◆ EXERCISE ◆
Take the line that contains "Convert this chart to structured JSON data." and each line after it in the material below, and transcribe them exactly, stopping at the end.

_ _ _ _ _ _ _

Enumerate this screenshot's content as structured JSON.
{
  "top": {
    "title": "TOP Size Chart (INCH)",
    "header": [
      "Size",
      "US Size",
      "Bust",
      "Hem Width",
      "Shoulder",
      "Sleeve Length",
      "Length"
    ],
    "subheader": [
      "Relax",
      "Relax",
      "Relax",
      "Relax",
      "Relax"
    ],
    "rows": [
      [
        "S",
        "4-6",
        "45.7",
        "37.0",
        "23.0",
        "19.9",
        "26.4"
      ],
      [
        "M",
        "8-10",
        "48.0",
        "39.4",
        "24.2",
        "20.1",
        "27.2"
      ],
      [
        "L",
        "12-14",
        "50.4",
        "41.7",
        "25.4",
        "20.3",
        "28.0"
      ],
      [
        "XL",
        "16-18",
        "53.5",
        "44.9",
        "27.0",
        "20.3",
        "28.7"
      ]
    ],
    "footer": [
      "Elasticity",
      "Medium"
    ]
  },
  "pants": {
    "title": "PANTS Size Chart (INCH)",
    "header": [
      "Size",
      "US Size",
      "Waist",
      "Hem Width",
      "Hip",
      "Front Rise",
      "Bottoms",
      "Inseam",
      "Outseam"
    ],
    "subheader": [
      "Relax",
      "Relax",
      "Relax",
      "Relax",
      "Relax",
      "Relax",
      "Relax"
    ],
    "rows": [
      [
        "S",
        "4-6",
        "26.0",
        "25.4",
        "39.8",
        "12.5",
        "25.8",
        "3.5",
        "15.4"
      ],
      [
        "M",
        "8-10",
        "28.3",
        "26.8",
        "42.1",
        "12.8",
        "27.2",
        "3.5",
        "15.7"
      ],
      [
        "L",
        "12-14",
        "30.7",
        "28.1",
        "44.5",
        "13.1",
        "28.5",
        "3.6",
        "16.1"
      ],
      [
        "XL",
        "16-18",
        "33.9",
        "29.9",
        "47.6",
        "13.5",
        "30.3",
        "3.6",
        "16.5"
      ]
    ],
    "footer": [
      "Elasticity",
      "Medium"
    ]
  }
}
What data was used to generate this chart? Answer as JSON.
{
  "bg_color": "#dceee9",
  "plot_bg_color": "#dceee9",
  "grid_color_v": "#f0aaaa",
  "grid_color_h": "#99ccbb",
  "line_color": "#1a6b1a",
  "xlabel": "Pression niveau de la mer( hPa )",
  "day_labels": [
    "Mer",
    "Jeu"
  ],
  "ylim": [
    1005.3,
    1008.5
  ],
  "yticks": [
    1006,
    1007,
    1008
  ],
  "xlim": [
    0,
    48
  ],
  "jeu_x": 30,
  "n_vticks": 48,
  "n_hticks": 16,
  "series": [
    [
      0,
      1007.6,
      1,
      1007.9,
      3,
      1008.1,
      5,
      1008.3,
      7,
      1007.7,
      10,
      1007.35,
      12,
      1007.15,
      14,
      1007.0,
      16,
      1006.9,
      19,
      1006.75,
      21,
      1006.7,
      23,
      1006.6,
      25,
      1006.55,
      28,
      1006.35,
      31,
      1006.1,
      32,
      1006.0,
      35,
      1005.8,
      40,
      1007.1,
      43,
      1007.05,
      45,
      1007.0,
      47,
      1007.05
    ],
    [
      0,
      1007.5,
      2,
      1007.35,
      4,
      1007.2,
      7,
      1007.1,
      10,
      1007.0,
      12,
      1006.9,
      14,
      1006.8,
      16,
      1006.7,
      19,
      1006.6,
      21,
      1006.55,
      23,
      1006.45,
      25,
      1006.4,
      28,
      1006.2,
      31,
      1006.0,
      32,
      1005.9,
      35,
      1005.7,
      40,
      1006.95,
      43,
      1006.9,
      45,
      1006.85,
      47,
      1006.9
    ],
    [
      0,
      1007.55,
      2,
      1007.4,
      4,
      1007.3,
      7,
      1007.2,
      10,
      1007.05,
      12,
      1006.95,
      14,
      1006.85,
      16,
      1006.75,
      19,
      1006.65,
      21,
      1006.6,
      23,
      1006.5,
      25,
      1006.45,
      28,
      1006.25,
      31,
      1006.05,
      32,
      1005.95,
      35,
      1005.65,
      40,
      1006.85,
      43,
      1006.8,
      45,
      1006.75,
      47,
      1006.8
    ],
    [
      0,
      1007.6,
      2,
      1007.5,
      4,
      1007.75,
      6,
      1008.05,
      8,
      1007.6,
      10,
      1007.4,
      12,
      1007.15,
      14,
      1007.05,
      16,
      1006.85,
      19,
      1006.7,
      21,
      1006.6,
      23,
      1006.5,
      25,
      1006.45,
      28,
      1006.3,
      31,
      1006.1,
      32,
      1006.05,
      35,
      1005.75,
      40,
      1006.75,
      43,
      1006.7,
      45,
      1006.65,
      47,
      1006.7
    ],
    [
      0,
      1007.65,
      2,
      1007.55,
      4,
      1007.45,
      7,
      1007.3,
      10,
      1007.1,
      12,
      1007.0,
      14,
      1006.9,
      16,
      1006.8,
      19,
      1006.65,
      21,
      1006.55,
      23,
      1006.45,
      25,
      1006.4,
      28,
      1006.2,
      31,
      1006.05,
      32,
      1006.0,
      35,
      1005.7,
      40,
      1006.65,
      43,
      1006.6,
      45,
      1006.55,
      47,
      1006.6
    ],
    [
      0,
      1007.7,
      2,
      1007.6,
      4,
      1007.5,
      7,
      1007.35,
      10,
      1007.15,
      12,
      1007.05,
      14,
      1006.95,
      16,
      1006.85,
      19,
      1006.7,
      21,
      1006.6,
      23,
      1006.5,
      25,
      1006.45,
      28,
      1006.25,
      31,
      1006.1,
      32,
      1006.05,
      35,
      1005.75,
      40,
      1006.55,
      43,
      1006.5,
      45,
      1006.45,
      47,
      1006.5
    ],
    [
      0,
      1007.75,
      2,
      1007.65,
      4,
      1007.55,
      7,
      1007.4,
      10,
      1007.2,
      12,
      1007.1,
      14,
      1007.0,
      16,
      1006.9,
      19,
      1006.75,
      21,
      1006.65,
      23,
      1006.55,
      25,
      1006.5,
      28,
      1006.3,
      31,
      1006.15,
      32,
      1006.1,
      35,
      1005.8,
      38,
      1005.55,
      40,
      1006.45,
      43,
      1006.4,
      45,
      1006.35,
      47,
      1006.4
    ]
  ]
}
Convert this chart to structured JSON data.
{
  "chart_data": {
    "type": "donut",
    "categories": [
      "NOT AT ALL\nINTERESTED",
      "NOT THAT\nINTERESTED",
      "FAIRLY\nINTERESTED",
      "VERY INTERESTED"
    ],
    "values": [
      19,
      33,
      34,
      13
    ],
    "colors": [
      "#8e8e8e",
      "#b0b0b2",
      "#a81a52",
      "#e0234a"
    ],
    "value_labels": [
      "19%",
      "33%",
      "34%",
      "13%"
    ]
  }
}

_ _ _ _ _ _ _

◆ PROBLEM SOLUTION ◆
Convert this chart to structured JSON data.
{
  "chart_data": {
    "type": "donut",
    "categories": [
      "NOT AT ALL\nINTERESTED",
      "NOT THAT\nINTERESTED",
      "FAIRLY\nINTERESTED",
      "VERY INTERESTED"
    ],
    "values": [
      19,
      33,
      34,
      13
    ],
    "colors": [
      "#8e8e8e",
      "#b0b0b2",
      "#a81a52",
      "#e0234a"
    ],
    "value_labels": [
      "19%",
      "33%",
      "34%",
      "13%"
    ]
  }
}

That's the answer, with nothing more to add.